▸ **SHORT TASK**:
All lines in the data bearing the string "Liste" should be identified and copied.

--- Start RECORDS SUPPLIED ---

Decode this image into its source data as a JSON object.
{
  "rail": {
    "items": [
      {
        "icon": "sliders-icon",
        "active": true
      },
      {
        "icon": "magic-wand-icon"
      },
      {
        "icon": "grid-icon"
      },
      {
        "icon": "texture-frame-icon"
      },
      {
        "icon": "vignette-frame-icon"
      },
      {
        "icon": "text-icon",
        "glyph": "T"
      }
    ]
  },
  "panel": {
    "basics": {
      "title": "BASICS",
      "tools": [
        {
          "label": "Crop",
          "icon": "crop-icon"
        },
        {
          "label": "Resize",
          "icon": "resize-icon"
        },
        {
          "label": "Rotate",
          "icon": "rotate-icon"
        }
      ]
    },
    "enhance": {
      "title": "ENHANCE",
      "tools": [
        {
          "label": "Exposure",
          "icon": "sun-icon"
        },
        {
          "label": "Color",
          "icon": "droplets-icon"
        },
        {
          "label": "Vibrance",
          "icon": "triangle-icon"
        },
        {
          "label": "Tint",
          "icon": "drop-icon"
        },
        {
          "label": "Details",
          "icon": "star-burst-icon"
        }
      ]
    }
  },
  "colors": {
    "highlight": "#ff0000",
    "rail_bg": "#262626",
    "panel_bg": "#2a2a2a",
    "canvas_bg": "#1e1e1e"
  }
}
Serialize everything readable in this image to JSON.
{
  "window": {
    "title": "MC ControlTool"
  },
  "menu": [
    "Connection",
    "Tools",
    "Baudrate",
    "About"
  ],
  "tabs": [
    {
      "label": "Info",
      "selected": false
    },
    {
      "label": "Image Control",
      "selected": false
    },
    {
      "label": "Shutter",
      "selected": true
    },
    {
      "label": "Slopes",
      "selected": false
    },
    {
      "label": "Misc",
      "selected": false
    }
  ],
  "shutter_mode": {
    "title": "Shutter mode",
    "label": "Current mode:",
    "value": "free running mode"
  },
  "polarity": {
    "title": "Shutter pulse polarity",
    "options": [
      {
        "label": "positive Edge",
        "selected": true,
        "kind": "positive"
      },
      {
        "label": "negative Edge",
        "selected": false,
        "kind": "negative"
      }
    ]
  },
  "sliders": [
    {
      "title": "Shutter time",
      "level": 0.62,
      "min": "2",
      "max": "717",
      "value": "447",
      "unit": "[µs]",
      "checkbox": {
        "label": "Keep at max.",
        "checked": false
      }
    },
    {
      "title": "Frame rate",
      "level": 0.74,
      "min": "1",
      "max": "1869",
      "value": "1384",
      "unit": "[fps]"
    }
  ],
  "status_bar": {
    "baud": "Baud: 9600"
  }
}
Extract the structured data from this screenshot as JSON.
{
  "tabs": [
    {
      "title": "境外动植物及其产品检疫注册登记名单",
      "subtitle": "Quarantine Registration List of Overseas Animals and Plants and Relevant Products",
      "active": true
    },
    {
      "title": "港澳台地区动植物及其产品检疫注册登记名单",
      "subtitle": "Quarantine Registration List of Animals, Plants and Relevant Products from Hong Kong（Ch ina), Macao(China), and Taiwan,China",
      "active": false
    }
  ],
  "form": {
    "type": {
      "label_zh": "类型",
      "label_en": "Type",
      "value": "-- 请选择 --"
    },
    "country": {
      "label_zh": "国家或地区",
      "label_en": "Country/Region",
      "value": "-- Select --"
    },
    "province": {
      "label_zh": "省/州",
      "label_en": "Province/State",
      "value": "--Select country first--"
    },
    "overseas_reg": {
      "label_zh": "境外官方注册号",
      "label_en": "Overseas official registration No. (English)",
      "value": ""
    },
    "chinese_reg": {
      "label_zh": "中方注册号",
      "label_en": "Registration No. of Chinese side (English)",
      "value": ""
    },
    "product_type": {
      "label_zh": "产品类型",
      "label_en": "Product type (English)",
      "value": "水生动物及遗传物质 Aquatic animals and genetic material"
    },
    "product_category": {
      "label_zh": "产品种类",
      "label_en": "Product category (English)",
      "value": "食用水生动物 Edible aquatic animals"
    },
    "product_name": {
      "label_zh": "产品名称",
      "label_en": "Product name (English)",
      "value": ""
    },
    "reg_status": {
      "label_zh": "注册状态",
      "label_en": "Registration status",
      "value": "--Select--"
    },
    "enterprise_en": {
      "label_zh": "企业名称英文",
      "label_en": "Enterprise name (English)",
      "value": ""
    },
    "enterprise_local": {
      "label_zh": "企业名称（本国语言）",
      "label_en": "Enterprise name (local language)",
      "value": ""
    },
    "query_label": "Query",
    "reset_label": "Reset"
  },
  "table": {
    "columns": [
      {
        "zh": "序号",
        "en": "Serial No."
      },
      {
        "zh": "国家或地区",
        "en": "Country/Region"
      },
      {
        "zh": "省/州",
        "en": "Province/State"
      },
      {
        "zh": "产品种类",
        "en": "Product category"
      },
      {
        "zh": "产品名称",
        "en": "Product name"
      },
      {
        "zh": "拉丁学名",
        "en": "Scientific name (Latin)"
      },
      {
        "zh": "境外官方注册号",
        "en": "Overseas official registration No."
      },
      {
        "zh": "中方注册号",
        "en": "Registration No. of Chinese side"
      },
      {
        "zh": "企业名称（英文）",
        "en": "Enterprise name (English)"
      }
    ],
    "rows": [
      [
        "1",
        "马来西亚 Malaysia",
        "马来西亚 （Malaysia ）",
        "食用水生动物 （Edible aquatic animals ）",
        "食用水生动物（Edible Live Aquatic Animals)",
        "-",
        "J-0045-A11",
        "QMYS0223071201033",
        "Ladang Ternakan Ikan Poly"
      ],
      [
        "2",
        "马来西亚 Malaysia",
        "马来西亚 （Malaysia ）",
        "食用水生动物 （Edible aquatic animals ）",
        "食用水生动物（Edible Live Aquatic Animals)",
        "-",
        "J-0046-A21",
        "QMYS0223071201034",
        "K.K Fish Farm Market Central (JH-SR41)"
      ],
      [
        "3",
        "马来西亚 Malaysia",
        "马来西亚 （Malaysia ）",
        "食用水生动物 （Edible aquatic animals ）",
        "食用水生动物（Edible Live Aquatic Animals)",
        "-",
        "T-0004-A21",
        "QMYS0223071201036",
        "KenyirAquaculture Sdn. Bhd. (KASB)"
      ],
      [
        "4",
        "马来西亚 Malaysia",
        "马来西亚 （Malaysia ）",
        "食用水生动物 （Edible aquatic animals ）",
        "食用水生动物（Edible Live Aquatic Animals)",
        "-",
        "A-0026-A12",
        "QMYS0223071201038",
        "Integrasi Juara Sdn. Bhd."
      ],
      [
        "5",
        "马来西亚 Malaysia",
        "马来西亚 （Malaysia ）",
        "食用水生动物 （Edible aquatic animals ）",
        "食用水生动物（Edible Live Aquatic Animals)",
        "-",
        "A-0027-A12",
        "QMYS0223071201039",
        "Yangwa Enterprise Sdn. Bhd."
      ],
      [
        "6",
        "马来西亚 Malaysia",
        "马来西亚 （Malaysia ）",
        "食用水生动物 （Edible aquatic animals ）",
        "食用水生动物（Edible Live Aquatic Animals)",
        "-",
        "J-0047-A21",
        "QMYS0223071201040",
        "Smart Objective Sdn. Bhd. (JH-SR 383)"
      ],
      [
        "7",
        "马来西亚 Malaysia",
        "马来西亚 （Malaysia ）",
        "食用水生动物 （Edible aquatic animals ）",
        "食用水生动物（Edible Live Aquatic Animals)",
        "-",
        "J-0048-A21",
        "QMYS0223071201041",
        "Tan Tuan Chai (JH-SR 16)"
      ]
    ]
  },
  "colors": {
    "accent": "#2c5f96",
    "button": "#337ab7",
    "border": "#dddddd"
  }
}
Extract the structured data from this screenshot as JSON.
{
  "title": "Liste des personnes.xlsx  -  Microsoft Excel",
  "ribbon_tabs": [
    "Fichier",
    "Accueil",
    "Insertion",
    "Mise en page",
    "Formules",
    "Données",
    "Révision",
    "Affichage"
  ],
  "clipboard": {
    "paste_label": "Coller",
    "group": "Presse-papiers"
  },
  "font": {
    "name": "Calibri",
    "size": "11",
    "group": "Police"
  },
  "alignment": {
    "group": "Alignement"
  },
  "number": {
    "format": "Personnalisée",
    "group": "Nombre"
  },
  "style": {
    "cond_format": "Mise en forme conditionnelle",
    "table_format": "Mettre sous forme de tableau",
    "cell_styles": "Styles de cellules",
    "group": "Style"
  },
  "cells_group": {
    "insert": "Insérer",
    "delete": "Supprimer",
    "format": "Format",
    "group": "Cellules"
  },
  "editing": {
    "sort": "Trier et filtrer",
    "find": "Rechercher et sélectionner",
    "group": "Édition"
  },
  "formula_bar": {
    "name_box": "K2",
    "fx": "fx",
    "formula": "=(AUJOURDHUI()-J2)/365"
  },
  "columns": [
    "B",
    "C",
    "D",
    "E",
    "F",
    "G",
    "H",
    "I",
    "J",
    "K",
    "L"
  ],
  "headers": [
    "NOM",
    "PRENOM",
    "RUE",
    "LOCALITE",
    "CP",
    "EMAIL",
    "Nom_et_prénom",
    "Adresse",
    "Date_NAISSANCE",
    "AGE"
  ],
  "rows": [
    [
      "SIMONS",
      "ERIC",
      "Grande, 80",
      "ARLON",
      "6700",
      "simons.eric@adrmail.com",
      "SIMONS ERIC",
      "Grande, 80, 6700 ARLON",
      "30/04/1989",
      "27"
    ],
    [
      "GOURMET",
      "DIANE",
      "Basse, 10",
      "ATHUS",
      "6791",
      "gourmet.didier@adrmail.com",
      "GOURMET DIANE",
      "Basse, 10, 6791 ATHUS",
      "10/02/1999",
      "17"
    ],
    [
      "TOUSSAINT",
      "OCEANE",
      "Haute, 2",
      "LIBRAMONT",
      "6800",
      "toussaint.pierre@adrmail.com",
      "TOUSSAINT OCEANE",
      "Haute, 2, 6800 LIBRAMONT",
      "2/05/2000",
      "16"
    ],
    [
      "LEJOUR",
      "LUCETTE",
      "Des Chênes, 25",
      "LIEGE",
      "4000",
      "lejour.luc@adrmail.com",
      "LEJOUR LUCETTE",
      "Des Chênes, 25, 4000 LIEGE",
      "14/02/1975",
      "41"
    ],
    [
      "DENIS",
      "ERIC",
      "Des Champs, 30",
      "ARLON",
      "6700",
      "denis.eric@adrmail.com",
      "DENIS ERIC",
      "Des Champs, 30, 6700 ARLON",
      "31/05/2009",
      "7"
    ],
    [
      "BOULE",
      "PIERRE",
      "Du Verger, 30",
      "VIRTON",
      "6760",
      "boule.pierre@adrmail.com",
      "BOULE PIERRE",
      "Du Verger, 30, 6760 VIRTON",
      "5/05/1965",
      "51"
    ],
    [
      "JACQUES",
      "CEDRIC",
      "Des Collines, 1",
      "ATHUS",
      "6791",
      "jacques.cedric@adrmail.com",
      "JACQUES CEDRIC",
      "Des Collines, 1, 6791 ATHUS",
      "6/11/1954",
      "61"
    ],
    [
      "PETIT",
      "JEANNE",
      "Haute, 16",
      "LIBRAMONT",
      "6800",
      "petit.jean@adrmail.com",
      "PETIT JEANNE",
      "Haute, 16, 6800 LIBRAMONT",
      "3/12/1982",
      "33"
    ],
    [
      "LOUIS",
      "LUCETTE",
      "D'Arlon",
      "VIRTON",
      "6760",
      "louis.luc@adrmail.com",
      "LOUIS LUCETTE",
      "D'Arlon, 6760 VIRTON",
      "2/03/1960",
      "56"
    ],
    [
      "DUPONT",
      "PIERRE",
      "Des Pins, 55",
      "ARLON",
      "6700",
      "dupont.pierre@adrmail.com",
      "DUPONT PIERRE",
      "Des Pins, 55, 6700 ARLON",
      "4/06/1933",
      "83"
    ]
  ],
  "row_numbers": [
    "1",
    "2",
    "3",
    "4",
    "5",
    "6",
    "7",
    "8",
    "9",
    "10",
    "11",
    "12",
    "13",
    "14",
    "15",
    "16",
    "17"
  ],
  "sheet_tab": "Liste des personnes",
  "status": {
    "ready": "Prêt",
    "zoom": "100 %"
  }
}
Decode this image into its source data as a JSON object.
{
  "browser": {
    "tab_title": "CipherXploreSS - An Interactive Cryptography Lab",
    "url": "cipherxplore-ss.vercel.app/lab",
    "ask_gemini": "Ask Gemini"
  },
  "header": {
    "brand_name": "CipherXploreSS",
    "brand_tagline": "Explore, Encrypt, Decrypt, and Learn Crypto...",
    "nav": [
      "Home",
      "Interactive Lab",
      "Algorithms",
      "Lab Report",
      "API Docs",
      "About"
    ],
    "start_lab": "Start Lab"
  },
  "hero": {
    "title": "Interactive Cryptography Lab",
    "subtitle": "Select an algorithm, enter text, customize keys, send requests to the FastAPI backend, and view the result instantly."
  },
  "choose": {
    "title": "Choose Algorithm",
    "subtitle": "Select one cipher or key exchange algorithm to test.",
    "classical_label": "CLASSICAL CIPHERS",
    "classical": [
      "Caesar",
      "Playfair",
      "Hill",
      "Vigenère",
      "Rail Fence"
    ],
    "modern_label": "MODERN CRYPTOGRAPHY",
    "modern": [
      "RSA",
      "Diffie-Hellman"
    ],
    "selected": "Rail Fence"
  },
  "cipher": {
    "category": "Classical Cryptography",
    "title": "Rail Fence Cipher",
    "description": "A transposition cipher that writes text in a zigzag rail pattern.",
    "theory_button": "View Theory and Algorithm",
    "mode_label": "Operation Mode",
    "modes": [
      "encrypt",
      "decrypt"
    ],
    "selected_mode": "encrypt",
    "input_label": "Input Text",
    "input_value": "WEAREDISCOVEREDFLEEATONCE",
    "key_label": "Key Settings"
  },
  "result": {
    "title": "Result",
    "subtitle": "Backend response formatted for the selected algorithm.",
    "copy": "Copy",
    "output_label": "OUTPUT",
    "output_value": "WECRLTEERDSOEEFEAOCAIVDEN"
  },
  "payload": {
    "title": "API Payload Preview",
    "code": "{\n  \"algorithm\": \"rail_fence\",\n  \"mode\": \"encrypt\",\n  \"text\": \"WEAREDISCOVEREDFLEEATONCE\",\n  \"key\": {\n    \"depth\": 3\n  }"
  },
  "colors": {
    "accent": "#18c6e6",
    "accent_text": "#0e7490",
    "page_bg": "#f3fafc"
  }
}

--- End RECORDS SUPPLIED ---

▸ **EXERCISE SOLUTION**:
  "title": "Liste des personnes.xlsx  -  Microsoft Excel",
  "sheet_tab": "Liste des personnes",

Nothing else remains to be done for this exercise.